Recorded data
+ + + + + + +

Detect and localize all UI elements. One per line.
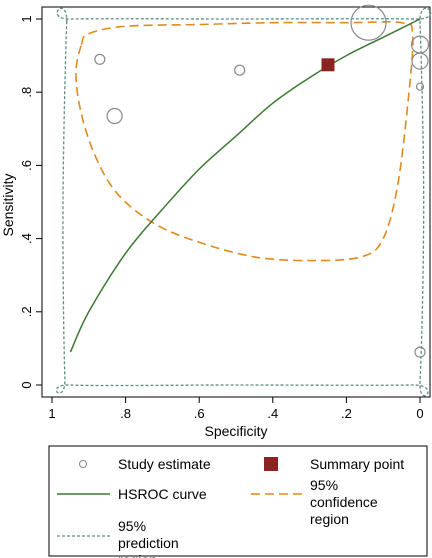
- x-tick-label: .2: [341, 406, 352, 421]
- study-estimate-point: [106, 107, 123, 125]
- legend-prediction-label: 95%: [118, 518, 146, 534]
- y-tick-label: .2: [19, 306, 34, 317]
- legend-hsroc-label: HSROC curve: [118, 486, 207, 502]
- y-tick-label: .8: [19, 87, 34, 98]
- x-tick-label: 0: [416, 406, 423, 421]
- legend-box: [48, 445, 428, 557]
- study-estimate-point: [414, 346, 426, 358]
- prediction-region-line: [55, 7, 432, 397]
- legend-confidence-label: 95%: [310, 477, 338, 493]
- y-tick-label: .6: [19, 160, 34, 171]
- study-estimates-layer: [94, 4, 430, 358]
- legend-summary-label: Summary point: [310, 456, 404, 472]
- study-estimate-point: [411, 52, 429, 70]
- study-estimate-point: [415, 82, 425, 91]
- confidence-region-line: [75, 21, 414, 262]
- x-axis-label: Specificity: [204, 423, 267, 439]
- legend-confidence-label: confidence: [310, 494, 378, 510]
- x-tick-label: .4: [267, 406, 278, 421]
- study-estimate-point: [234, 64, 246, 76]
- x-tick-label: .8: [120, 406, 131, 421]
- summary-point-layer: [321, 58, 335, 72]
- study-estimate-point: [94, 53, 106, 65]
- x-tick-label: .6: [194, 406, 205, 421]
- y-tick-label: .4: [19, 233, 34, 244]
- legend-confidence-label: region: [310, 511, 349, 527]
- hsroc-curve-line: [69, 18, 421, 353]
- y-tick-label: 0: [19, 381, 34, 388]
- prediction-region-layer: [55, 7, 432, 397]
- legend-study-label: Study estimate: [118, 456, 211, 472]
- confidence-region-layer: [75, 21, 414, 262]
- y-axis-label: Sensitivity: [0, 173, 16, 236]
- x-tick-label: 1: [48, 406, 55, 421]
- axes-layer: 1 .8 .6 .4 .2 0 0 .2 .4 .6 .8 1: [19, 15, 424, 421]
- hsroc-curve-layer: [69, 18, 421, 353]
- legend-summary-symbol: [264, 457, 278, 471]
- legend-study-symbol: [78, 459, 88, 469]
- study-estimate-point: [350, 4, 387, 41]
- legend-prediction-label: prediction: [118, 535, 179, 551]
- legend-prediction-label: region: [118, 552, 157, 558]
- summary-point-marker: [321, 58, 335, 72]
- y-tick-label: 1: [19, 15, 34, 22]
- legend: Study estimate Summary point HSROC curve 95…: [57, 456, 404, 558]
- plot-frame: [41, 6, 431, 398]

+ + + + + + +

* **TO BE DONE**:
Present every line of the data above as a Markdown table with the columns Row and Entry. Number the rows, skip blank lines, and leave the picture out.

* **CORRECT OUTPUT**:
| Row | Entry |
|---|---|
| 1 | Detect and localize all UI elements. One per line. |
| 2 | - x-tick-label: .2: [341, 406, 352, 421] |
| 3 | - study-estimate-point: [106, 107, 123, 125] |
| 4 | - legend-prediction-label: 95%: [118, 518, 146, 534] |
| 5 | - y-tick-label: .2: [19, 306, 34, 317] |
| 6 | - legend-hsroc-label: HSROC curve: [118, 486, 207, 502] |
| 7 | - y-tick-label: .8: [19, 87, 34, 98] |
| 8 | - x-tick-label: 0: [416, 406, 423, 421] |
| 9 | - legend-box: [48, 445, 428, 557] |
| 10 | - study-estimate-point: [414, 346, 426, 358] |
| 11 | - prediction-region-line: [55, 7, 432, 397] |
| 12 | - legend-confidence-label: 95%: [310, 477, 338, 493] |
| 13 | - y-tick-label: .6: [19, 160, 34, 171] |
| 14 | - study-estimates-layer: [94, 4, 430, 358] |
| 15 | - legend-summary-label: Summary point: [310, 456, 404, 472] |
| 16 | - study-estimate-point: [411, 52, 429, 70] |
| 17 | - study-estimate-point: [415, 82, 425, 91] |
| 18 | - confidence-region-line: [75, 21, 414, 262] |
| 19 | - x-axis-label: Specificity: [204, 423, 267, 439] |
| 20 | - legend-confidence-label: confidence: [310, 494, 378, 510] |
| 21 | - x-tick-label: .4: [267, 406, 278, 421] |
| 22 | - study-estimate-point: [234, 64, 246, 76] |
| 23 | - x-tick-label: .8: [120, 406, 131, 421] |
| 24 | - summary-point-layer: [321, 58, 335, 72] |
| 25 | - study-estimate-point: [94, 53, 106, 65] |
| 26 | - x-tick-label: .6: [194, 406, 205, 421] |
| 27 | - y-tick-label: .4: [19, 233, 34, 244] |
| 28 | - legend-confidence-label: region: [310, 511, 349, 527] |
| 29 | - hsroc-curve-line: [69, 18, 421, 353] |
| 30 | - y-tick-label: 0: [19, 381, 34, 388] |
| 31 | - prediction-region-layer: [55, 7, 432, 397] |
| 32 | - legend-study-label: Study estimate: [118, 456, 211, 472] |
| 33 | - confidence-region-layer: [75, 21, 414, 262] |
| 34 | - y-axis-label: Sensitivity: [0, 173, 16, 236] |
| 35 | - x-tick-label: 1: [48, 406, 55, 421] |
| 36 | - axes-layer: 1 .8 .6 .4 .2 0 0 .2 .4 .6 .8 1: [19, 15, 424, 421] |
| 37 | - hsroc-curve-layer: [69, 18, 421, 353] |
| 38 | - legend-summary-symbol: [264, 457, 278, 471] |
| 39 | - legend-study-symbol: [78, 459, 88, 469] |
| 40 | - study-estimate-point: [350, 4, 387, 41] |
| 41 | - legend-prediction-label: prediction: [118, 535, 179, 551] |
| 42 | - legend-prediction-label: region: [118, 552, 157, 558] |
| 43 | - summary-point-marker: [321, 58, 335, 72] |
| 44 | - y-tick-label: 1: [19, 15, 34, 22] |
| 45 | - legend: Study estimate Summary point HSROC curve 95…: [57, 456, 404, 558] |
| 46 | - plot-frame: [41, 6, 431, 398] |